TASK: Your task is to give the number of lines in the listing that include "izdatelstvoast", and nothing else.

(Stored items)
>> Start

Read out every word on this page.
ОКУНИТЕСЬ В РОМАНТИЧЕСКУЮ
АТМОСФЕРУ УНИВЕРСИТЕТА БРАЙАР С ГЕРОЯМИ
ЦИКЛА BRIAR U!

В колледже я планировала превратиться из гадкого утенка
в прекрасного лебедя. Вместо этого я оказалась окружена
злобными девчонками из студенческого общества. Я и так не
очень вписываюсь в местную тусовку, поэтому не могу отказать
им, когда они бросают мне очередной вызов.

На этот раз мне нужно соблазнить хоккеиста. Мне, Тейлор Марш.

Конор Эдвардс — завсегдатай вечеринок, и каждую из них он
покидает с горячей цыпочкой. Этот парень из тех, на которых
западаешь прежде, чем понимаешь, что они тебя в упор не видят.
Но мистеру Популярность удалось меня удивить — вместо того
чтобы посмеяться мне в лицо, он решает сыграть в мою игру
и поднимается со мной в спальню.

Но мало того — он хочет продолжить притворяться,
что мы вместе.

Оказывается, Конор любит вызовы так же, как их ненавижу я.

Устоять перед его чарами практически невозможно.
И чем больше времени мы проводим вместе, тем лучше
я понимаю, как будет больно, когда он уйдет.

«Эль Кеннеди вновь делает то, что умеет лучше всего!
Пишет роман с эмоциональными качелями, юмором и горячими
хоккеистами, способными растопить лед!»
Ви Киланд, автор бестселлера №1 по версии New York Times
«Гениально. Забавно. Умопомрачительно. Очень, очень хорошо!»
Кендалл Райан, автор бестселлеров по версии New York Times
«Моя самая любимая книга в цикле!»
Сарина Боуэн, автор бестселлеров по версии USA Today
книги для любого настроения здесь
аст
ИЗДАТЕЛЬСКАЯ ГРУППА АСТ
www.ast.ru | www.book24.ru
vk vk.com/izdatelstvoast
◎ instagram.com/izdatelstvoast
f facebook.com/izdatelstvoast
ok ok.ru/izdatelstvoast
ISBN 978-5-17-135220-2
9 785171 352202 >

>> End
>> Start

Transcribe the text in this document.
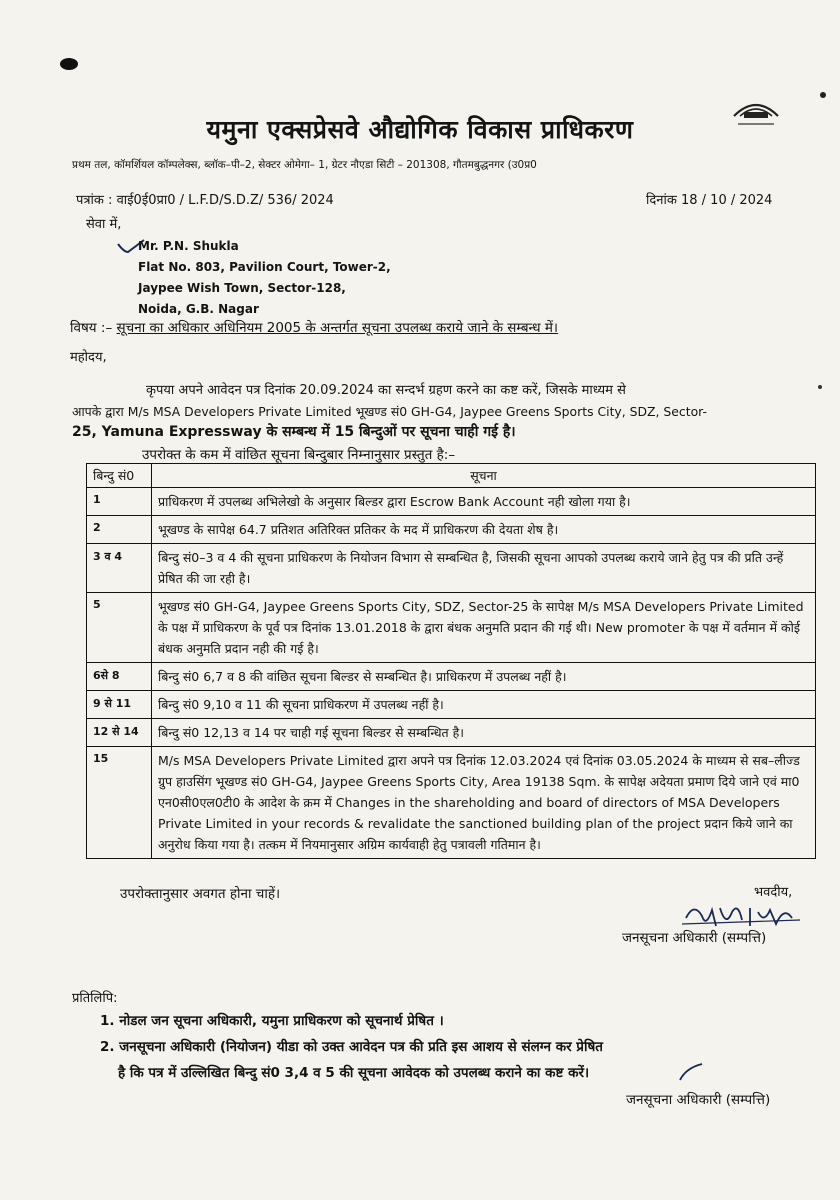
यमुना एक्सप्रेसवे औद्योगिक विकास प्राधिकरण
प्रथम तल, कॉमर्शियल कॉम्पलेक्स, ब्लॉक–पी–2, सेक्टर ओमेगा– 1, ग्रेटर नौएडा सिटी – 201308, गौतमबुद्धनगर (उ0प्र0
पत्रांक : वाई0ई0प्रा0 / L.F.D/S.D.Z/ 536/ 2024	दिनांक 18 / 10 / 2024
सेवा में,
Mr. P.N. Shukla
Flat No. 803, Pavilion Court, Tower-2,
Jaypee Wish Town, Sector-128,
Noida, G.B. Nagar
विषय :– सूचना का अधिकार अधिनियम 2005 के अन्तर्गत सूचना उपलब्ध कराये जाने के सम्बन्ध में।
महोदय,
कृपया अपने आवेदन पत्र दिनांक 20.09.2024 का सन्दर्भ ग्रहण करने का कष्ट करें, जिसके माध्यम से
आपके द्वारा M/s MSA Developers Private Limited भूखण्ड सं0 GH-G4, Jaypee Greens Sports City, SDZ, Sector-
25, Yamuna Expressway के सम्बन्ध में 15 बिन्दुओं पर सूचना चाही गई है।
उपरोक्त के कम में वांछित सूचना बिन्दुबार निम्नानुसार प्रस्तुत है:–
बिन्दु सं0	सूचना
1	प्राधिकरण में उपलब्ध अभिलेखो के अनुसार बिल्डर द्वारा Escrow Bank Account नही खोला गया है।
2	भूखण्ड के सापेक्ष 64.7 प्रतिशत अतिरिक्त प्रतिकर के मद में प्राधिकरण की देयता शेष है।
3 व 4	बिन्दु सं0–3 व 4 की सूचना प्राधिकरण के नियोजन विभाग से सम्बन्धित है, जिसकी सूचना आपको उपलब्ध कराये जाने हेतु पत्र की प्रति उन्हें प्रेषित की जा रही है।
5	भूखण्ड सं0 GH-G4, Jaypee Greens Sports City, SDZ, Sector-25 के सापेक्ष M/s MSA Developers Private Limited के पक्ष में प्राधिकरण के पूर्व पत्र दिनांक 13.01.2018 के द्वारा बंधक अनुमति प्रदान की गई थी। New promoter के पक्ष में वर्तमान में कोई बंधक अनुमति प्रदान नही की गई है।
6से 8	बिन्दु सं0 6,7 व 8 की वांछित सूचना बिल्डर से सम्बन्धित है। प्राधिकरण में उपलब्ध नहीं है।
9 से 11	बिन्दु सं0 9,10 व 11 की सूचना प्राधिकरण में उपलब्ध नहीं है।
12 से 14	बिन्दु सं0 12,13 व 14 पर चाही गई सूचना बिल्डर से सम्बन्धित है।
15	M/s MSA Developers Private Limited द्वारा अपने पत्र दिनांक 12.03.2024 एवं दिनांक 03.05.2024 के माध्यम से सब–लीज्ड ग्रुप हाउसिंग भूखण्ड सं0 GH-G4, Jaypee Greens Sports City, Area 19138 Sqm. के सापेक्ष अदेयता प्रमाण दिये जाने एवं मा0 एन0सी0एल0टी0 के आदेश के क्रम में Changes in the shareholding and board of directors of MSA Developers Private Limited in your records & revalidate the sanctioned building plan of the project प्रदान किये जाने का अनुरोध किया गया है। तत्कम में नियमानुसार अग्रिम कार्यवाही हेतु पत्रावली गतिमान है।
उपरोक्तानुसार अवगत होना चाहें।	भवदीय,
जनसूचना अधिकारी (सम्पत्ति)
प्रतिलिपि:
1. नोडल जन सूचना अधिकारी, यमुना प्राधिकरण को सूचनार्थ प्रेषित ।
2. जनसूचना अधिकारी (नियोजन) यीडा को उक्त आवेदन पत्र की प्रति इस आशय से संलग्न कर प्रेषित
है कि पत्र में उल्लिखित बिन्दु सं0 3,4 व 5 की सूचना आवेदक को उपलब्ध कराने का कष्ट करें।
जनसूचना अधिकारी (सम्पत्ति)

>> End

RESULT: 4